ENTRIES PROVIDED
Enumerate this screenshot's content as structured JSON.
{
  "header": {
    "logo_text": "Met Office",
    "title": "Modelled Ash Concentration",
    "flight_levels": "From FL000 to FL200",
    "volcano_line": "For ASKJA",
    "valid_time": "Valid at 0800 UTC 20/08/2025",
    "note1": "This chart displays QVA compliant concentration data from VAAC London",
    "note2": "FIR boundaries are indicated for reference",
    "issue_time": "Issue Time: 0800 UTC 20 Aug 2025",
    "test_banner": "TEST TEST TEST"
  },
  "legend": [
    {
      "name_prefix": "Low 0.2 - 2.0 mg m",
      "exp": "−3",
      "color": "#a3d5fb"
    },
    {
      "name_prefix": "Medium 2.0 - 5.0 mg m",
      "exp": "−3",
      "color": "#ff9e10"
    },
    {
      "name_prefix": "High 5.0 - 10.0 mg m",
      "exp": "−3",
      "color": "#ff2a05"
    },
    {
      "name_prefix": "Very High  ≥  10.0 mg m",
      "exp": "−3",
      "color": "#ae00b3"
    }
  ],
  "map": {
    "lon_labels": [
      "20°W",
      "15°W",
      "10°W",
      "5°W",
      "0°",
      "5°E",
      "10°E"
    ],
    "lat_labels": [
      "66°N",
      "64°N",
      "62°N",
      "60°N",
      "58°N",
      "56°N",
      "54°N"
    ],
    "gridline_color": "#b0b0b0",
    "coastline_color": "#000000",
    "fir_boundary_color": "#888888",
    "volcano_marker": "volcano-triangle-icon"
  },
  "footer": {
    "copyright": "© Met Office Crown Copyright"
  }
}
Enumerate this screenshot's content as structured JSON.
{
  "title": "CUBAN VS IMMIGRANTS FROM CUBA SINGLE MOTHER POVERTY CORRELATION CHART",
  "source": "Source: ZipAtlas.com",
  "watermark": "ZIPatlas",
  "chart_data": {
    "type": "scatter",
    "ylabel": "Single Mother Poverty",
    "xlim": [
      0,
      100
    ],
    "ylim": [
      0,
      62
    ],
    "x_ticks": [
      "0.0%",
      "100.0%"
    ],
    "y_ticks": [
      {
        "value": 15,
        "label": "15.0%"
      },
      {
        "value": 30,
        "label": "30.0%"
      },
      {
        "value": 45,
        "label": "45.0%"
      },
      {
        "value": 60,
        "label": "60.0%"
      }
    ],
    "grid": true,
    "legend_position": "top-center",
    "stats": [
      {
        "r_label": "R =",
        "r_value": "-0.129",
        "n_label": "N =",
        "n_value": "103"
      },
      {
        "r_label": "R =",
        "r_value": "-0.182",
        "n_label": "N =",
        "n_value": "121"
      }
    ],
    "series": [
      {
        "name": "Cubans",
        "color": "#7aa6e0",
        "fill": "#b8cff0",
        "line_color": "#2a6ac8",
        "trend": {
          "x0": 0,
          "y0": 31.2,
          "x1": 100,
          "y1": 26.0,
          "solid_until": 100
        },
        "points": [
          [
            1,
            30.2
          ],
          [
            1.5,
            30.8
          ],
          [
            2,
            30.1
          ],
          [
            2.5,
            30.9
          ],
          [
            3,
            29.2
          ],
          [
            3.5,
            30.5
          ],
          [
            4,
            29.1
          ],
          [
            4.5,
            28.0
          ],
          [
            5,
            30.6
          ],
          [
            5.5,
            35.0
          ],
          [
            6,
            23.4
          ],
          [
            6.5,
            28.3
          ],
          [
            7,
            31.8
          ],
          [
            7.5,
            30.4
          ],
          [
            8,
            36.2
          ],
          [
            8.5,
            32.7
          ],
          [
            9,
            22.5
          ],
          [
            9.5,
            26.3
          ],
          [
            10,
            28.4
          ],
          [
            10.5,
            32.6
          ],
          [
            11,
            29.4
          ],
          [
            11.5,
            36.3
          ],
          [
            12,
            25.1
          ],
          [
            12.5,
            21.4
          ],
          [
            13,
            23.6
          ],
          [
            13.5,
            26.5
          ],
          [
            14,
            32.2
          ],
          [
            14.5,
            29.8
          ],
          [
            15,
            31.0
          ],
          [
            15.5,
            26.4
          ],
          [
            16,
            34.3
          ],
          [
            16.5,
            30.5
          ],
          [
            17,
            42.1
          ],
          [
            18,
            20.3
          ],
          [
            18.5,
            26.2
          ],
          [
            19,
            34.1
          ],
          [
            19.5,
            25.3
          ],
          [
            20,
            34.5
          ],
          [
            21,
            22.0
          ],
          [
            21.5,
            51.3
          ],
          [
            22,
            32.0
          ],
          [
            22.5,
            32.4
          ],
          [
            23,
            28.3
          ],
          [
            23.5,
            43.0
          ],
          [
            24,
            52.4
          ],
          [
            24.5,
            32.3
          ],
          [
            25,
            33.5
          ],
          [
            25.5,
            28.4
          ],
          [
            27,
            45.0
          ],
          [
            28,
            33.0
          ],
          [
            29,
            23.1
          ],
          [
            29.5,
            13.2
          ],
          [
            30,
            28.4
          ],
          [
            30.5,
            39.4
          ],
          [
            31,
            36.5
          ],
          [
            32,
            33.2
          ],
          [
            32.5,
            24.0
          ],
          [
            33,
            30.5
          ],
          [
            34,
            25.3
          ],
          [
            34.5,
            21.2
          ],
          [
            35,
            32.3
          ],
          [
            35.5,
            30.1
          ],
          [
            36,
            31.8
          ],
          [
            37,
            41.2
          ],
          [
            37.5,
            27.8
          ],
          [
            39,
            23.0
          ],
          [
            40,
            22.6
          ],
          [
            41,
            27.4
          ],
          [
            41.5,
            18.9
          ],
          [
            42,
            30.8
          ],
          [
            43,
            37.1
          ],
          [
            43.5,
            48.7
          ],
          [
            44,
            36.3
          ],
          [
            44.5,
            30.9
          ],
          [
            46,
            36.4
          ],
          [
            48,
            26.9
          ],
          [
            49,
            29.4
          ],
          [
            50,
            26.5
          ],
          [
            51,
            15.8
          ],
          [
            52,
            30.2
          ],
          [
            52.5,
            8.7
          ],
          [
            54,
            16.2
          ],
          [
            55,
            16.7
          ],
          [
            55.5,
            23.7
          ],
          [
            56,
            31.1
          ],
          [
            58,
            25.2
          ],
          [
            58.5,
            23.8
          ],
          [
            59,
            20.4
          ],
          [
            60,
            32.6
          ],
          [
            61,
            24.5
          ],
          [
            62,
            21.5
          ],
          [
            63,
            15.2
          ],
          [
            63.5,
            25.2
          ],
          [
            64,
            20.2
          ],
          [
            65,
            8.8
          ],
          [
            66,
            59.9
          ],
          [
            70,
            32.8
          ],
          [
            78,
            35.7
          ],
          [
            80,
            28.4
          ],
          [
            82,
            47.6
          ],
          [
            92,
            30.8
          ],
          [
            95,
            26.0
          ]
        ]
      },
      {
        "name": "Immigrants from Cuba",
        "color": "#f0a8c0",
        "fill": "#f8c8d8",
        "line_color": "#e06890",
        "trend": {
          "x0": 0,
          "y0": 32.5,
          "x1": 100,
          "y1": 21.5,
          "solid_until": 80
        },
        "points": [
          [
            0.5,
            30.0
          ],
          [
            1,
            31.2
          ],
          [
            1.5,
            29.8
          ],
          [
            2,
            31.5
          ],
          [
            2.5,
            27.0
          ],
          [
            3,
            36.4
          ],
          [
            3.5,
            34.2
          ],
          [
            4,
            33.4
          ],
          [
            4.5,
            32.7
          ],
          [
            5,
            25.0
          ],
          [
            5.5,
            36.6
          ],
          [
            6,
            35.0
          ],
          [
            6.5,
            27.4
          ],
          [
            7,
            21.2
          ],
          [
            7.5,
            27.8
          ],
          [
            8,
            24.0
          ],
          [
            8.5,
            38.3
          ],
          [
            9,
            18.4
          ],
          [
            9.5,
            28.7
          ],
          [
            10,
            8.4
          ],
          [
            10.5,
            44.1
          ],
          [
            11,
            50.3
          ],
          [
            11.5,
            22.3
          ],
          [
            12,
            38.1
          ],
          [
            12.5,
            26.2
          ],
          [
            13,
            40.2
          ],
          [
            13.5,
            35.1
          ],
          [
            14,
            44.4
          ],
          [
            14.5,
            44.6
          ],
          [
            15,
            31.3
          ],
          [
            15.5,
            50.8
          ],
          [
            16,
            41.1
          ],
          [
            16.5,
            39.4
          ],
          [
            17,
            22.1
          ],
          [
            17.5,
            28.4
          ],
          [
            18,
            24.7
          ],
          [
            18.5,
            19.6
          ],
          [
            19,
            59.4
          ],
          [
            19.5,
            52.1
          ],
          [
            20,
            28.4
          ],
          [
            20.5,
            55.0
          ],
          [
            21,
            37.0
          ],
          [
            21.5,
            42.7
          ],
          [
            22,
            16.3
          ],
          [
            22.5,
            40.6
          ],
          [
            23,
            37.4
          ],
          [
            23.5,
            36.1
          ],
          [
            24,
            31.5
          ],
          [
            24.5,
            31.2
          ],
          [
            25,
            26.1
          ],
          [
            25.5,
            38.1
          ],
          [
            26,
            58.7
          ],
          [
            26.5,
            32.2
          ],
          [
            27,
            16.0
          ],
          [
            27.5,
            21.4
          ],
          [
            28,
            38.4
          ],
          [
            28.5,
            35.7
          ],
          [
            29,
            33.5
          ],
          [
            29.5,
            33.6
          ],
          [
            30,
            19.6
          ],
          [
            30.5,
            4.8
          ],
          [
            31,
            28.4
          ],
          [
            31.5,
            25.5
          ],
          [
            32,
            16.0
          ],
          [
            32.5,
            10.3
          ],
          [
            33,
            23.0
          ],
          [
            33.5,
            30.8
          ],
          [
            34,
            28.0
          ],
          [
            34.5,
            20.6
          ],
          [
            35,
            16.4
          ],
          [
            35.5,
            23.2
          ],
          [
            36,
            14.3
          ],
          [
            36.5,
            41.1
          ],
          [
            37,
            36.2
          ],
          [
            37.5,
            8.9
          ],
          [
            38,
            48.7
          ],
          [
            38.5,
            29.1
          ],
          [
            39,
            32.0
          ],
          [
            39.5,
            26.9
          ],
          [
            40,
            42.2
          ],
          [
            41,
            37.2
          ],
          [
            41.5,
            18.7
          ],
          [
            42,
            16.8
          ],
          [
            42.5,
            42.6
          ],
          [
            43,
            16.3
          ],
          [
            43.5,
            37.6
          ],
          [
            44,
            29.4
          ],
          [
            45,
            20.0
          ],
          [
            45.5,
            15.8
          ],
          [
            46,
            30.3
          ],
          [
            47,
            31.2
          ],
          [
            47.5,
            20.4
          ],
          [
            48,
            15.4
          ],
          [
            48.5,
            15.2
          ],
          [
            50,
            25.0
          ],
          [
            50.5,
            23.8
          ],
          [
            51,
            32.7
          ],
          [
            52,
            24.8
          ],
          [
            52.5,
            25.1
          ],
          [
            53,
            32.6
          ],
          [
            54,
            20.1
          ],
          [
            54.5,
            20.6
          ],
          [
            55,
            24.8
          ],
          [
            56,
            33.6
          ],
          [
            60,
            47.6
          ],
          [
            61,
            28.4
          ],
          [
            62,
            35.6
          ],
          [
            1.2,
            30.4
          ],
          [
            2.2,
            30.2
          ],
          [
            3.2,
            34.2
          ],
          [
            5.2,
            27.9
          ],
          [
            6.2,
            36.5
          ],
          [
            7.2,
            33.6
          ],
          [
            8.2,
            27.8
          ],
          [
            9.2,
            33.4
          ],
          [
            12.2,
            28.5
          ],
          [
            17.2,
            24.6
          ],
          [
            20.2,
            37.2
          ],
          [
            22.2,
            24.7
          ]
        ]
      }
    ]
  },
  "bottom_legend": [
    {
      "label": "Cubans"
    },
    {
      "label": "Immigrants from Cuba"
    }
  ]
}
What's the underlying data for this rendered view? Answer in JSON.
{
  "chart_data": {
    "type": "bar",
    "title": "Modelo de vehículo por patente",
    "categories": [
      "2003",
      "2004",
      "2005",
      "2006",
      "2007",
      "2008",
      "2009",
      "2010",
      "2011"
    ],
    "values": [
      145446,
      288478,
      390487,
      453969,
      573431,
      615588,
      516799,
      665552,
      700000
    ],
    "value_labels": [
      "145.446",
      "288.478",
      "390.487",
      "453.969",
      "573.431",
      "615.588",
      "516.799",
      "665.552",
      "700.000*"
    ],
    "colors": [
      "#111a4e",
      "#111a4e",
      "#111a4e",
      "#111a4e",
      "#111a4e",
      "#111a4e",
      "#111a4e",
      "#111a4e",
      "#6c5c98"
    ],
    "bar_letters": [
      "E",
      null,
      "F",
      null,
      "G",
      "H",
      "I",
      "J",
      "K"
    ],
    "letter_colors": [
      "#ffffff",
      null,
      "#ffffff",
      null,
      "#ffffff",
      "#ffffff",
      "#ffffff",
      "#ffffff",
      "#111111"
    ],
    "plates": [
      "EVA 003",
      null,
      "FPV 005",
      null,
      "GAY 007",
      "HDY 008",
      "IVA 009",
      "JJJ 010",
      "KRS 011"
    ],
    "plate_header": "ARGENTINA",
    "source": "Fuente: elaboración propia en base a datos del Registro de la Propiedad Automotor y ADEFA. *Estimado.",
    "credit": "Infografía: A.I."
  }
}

WRITTEN INSTRUCTION
What is the number of lines in these records that contain "High"? Reply with the number only.

SOLUTION FOR THIS EXERCISE
2